• Stored data
###

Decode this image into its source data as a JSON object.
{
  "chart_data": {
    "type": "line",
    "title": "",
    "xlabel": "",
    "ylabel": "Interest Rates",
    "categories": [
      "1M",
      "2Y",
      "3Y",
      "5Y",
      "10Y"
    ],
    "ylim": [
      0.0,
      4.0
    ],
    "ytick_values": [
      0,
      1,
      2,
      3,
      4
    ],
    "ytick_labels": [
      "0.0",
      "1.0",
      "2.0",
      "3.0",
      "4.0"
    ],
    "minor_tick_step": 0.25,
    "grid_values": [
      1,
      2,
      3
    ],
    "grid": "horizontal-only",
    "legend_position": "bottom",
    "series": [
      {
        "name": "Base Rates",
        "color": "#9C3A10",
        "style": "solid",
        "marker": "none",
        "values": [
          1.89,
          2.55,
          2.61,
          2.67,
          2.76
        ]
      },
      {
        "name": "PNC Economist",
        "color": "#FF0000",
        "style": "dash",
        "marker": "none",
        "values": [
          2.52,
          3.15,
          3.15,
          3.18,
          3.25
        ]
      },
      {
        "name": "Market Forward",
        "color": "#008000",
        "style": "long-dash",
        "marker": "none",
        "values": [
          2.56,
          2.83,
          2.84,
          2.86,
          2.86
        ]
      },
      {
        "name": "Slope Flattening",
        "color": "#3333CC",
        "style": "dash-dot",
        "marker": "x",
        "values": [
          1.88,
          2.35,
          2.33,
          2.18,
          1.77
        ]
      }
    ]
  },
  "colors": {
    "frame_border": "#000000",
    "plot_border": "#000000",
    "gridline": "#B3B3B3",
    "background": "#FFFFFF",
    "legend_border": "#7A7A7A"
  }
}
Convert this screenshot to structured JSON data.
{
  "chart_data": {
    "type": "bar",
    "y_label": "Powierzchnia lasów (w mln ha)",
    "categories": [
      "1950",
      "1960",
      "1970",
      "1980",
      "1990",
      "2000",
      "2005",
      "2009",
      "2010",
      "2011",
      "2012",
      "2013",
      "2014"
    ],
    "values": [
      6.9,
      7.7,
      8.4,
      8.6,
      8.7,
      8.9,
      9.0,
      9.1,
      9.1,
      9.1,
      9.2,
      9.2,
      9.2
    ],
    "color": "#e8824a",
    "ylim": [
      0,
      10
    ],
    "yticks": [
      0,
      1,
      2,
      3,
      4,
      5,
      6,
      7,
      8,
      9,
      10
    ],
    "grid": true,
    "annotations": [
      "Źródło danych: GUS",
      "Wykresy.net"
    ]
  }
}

###

• Your objective
Of the lines in this material, state how many hold the string "style". Write no other words.

• Task output
4